Listings of element locations:
⁂

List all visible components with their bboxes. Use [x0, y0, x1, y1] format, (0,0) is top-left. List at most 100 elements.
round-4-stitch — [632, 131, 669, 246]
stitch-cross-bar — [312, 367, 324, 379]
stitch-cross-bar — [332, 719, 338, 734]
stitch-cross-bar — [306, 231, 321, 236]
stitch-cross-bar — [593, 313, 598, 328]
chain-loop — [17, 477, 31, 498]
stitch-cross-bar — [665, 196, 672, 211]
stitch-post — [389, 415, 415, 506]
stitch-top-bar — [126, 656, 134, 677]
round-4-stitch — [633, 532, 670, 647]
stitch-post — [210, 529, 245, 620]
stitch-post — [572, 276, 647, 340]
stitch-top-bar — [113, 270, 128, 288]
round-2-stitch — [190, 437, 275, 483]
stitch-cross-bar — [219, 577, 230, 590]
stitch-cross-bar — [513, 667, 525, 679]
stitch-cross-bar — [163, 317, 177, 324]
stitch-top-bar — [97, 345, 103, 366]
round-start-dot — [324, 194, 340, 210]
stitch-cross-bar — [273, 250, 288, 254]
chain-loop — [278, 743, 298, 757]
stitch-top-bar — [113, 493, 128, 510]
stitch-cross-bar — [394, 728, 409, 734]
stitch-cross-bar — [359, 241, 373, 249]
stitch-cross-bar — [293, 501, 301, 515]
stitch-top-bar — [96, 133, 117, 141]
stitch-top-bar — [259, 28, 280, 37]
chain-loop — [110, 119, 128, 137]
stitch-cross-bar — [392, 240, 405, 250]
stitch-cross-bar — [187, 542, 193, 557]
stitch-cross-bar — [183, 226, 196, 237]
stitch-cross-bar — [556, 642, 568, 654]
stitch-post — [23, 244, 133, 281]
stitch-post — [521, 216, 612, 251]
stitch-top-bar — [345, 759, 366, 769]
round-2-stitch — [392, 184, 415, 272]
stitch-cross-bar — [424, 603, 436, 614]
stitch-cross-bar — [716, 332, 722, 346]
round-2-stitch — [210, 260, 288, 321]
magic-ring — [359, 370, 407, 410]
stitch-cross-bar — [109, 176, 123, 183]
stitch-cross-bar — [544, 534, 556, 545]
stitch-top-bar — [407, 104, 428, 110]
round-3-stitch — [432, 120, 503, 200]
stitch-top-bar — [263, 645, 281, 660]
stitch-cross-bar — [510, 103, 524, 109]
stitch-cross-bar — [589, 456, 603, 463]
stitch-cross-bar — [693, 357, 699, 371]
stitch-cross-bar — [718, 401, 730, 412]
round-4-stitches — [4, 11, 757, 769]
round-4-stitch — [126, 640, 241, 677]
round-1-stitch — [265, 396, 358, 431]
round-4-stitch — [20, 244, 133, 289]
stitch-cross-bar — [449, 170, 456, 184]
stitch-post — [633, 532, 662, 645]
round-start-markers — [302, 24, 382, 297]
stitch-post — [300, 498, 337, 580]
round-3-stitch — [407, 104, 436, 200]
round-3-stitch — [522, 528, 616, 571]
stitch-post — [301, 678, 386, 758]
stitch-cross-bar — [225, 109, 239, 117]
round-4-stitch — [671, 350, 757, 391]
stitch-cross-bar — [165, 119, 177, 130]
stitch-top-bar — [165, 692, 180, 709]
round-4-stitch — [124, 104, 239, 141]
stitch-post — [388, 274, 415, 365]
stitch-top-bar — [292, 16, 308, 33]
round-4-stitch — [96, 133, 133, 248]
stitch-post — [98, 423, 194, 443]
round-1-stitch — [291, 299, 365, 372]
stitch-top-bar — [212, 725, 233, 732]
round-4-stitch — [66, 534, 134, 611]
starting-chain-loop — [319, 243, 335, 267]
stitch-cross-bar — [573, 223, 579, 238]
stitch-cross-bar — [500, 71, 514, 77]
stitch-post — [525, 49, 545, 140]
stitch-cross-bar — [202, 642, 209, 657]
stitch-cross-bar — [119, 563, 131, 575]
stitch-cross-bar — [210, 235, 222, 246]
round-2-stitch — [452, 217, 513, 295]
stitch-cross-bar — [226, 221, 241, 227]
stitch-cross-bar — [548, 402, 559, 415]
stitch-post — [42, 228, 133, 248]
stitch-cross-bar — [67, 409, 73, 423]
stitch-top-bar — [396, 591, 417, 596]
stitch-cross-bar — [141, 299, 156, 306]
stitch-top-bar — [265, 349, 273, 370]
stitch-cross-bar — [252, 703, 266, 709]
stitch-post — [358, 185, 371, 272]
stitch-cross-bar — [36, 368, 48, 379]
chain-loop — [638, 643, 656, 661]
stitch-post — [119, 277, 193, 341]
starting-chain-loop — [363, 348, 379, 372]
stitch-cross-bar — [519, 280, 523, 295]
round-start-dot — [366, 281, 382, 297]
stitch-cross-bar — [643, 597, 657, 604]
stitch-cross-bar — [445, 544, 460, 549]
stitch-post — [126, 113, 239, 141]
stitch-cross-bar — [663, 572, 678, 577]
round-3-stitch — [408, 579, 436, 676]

⁂

- _OBJECTIVE_
Collect every line in the items above that contains the string "chain", and copy each one out. The match is case-sensitive.

- _TASK OUTPUT_
chain-loop — [17, 477, 31, 498]
chain-loop — [278, 743, 298, 757]
chain-loop — [110, 119, 128, 137]
starting-chain-loop — [319, 243, 335, 267]
chain-loop — [638, 643, 656, 661]
starting-chain-loop — [363, 348, 379, 372]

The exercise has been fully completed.